··· Material supplied ···

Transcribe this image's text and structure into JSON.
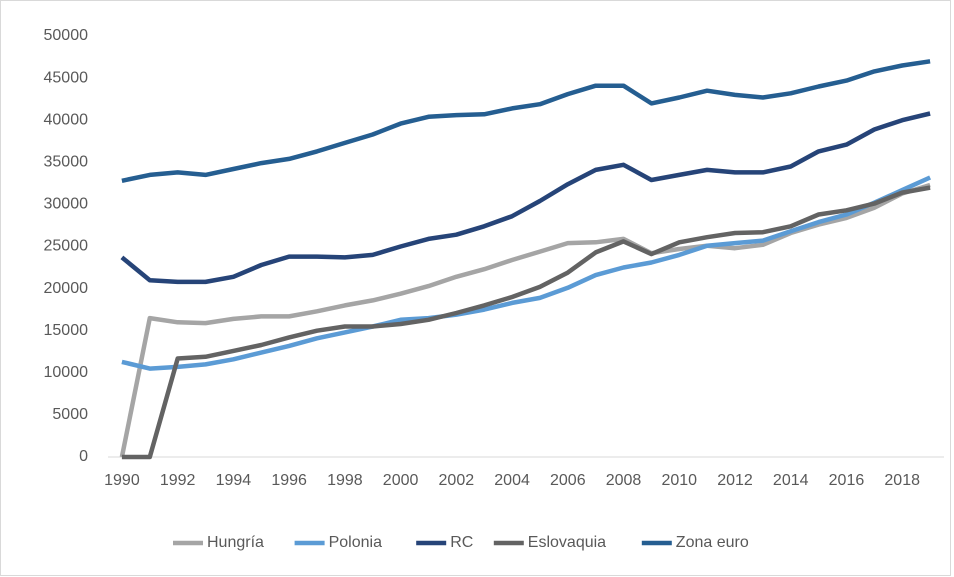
{
  "chart_data": {
    "type": "line",
    "x": [
      1990,
      1991,
      1992,
      1993,
      1994,
      1995,
      1996,
      1997,
      1998,
      1999,
      2000,
      2001,
      2002,
      2003,
      2004,
      2005,
      2006,
      2007,
      2008,
      2009,
      2010,
      2011,
      2012,
      2013,
      2014,
      2015,
      2016,
      2017,
      2018,
      2019
    ],
    "xlim": [
      1989.5,
      2019.5
    ],
    "xticks": [
      1990,
      1992,
      1994,
      1996,
      1998,
      2000,
      2002,
      2004,
      2006,
      2008,
      2010,
      2012,
      2014,
      2016,
      2018
    ],
    "ylim": [
      0,
      50000
    ],
    "yticks": [
      0,
      5000,
      10000,
      15000,
      20000,
      25000,
      30000,
      35000,
      40000,
      45000,
      50000
    ],
    "grid": false,
    "legend": "bottom",
    "series": [
      {
        "name": "Hungría",
        "color": "#a5a5a5",
        "values": [
          0,
          16500,
          16000,
          15900,
          16400,
          16700,
          16700,
          17300,
          18000,
          18600,
          19400,
          20300,
          21400,
          22300,
          23400,
          24400,
          25400,
          25500,
          25900,
          24200,
          24700,
          25100,
          24800,
          25200,
          26600,
          27600,
          28400,
          29600,
          31300,
          32300
        ]
      },
      {
        "name": "Polonia",
        "color": "#5b9bd5",
        "values": [
          11300,
          10500,
          10700,
          11000,
          11600,
          12400,
          13200,
          14100,
          14800,
          15500,
          16300,
          16500,
          16900,
          17500,
          18300,
          18900,
          20100,
          21600,
          22500,
          23100,
          24000,
          25100,
          25400,
          25700,
          26800,
          27900,
          28800,
          30200,
          31700,
          33200
        ]
      },
      {
        "name": "RC",
        "color": "#264478",
        "values": [
          23700,
          21000,
          20800,
          20800,
          21400,
          22800,
          23800,
          23800,
          23700,
          24000,
          25000,
          25900,
          26400,
          27400,
          28600,
          30400,
          32400,
          34100,
          34700,
          32900,
          33500,
          34100,
          33800,
          33800,
          34500,
          36300,
          37100,
          38900,
          40000,
          40800
        ]
      },
      {
        "name": "Eslovaquia",
        "color": "#636363",
        "values": [
          0,
          0,
          11700,
          11900,
          12600,
          13300,
          14200,
          15000,
          15500,
          15500,
          15800,
          16300,
          17100,
          18000,
          19000,
          20200,
          21900,
          24300,
          25600,
          24100,
          25500,
          26100,
          26600,
          26700,
          27400,
          28800,
          29300,
          30100,
          31400,
          32000
        ]
      },
      {
        "name": "Zona euro",
        "color": "#255e91",
        "values": [
          32800,
          33500,
          33800,
          33500,
          34200,
          34900,
          35400,
          36300,
          37300,
          38300,
          39600,
          40400,
          40600,
          40700,
          41400,
          41900,
          43100,
          44100,
          44100,
          42000,
          42700,
          43500,
          43000,
          42700,
          43200,
          44000,
          44700,
          45800,
          46500,
          47000
        ]
      }
    ]
  }
}
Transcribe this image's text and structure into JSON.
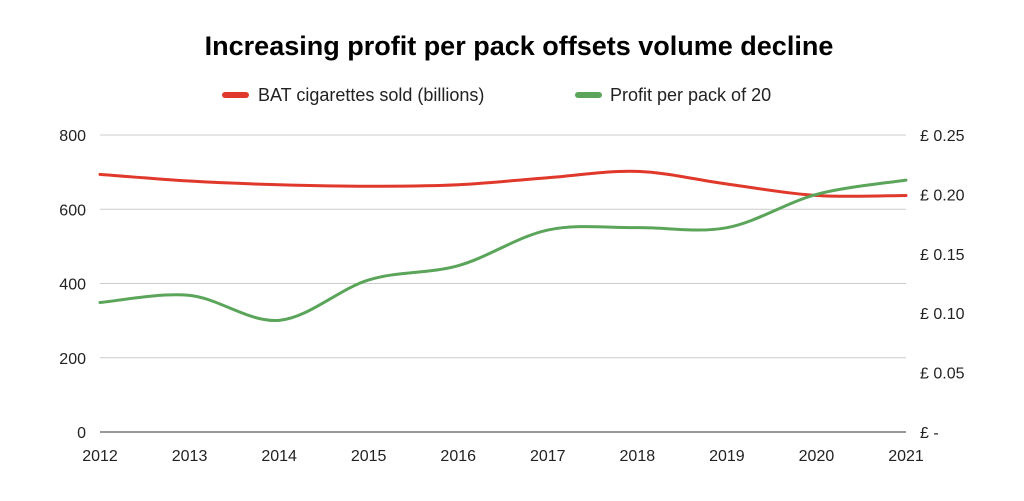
{
  "chart_data": {
    "type": "line",
    "title": "Increasing profit per pack offsets volume decline",
    "legend_position": "top",
    "grid": true,
    "smooth": true,
    "x": [
      "2012",
      "2013",
      "2014",
      "2015",
      "2016",
      "2017",
      "2018",
      "2019",
      "2020",
      "2021"
    ],
    "xlabel": "",
    "y_left": {
      "label": "",
      "range": [
        0,
        800
      ],
      "ticks": [
        0,
        200,
        400,
        600,
        800
      ],
      "tick_labels": [
        "0",
        "200",
        "400",
        "600",
        "800"
      ]
    },
    "y_right": {
      "label": "",
      "range": [
        0,
        0.25
      ],
      "ticks": [
        0,
        0.05,
        0.1,
        0.15,
        0.2,
        0.25
      ],
      "tick_labels": [
        "£ -",
        "£ 0.05",
        "£ 0.10",
        "£ 0.15",
        "£ 0.20",
        "£ 0.25"
      ]
    },
    "series": [
      {
        "name": "BAT cigarettes sold (billions)",
        "axis": "left",
        "color": "#e0392b",
        "values": [
          694,
          676,
          666,
          662,
          666,
          685,
          702,
          668,
          637,
          637
        ]
      },
      {
        "name": "Profit per pack of 20",
        "axis": "right",
        "color": "#5ba55b",
        "values": [
          0.109,
          0.115,
          0.094,
          0.128,
          0.14,
          0.17,
          0.172,
          0.172,
          0.2,
          0.212
        ]
      }
    ]
  }
}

···

_Your goal_
List every line from the entries above in which "name" appears.

_Exercise output_
        "name": "Hungría",
        "name": "Polonia",
        "name": "RC",
        "name": "Eslovaquia",
        "name": "Zona euro",
        "name": "BAT cigarettes sold (billions)",
        "name": "Profit per pack of 20",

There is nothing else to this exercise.